### Given problem
Pull out every line below that holds the word "vows".

### Data
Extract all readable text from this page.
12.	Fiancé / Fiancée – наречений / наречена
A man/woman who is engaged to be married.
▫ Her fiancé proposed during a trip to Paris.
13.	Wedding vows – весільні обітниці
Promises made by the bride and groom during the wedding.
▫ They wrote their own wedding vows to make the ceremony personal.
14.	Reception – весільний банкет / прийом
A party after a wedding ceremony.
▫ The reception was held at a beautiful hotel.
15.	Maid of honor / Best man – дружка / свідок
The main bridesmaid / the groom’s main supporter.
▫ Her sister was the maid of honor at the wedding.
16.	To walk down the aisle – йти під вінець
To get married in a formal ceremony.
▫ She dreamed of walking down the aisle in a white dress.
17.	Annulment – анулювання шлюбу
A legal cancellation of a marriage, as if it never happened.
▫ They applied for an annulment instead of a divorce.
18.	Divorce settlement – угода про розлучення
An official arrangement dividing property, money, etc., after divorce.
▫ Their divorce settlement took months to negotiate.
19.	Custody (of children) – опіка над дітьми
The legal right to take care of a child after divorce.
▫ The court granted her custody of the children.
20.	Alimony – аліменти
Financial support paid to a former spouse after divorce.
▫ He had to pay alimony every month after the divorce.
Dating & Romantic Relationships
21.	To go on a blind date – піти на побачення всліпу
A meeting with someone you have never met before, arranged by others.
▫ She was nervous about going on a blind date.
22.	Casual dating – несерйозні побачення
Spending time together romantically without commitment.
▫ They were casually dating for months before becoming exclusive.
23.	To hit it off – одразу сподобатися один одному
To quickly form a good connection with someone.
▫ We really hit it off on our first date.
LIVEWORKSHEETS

==

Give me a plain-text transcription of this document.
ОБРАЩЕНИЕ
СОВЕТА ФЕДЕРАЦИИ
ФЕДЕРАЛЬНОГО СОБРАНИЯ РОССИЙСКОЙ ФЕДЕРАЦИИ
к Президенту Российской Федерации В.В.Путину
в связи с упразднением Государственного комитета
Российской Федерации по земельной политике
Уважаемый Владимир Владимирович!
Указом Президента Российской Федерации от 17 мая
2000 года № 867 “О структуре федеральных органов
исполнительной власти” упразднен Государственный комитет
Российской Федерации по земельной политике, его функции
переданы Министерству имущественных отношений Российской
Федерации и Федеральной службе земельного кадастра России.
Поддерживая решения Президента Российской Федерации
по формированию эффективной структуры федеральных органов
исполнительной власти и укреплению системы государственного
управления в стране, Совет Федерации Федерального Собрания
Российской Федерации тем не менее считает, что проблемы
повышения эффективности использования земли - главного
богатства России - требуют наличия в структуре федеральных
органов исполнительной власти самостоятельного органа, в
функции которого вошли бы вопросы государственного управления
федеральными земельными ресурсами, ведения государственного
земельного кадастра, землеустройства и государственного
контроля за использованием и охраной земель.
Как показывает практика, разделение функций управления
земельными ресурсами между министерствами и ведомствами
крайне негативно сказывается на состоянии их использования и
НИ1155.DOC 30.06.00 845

==

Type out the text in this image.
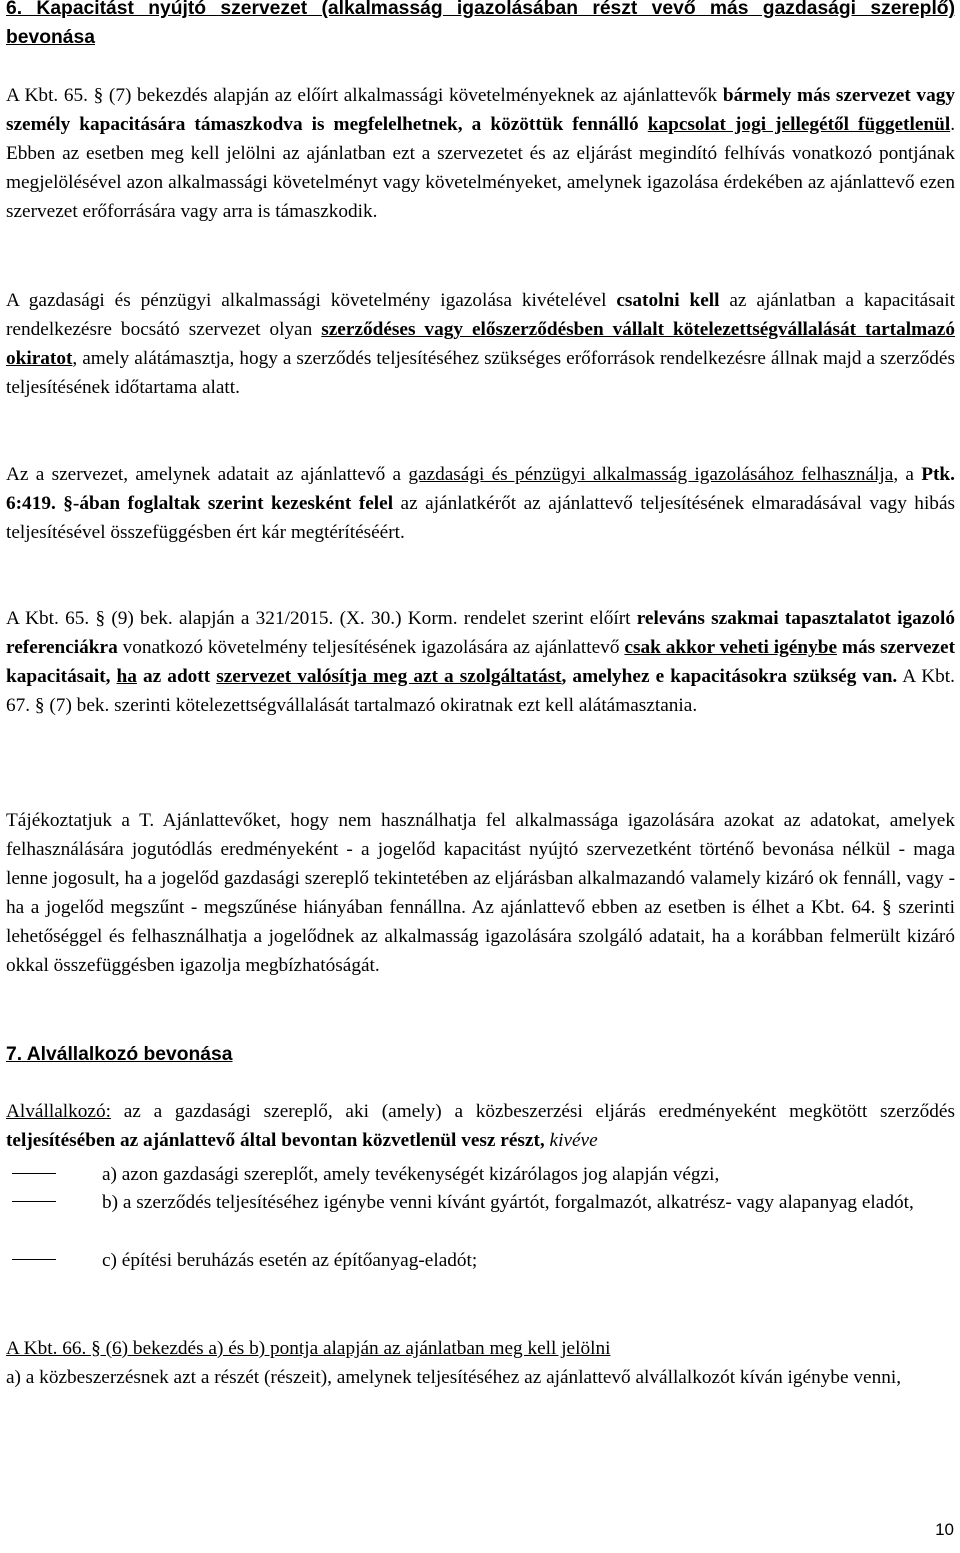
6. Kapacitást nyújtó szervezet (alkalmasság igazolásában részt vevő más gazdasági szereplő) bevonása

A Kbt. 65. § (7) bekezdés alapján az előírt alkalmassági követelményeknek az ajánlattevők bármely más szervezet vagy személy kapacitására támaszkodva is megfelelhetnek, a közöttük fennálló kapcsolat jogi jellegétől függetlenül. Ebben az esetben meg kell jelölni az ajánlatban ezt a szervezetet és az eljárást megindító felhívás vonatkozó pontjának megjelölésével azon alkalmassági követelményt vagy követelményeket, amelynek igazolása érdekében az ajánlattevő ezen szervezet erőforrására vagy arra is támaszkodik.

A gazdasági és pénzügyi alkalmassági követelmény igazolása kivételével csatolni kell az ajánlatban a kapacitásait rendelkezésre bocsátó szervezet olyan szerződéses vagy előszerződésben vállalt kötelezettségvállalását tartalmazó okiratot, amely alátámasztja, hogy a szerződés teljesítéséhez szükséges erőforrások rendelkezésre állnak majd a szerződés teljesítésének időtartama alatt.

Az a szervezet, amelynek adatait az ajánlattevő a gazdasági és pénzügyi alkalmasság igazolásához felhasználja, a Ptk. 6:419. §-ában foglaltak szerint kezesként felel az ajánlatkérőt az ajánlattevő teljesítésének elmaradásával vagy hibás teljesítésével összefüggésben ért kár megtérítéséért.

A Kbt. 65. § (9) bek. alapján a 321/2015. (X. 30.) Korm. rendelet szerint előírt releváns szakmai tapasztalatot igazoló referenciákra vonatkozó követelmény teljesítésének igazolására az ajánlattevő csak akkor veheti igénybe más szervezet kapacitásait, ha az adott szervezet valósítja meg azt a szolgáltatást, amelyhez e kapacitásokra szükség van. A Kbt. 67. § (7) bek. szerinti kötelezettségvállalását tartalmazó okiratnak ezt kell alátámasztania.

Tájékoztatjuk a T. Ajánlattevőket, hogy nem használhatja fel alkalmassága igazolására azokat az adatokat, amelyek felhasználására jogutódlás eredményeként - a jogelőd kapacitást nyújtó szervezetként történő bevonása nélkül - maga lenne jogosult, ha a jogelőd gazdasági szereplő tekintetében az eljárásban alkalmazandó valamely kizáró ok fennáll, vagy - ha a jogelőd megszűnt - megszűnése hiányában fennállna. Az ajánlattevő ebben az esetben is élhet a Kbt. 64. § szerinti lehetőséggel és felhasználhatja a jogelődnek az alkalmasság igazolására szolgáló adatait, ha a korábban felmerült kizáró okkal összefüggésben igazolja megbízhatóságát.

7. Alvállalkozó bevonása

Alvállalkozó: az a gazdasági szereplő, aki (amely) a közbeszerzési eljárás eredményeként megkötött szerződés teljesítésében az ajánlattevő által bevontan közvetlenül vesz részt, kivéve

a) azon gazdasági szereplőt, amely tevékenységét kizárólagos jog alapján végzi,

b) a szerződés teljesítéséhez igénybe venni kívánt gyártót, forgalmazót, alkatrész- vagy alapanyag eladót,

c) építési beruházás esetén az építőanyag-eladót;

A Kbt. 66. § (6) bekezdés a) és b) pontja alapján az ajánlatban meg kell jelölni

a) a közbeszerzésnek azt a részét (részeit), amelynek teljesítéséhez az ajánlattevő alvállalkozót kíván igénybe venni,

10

### Worked solution
13.	Wedding vows – весільні обітниці
▫ They wrote their own wedding vows to make the ceremony personal.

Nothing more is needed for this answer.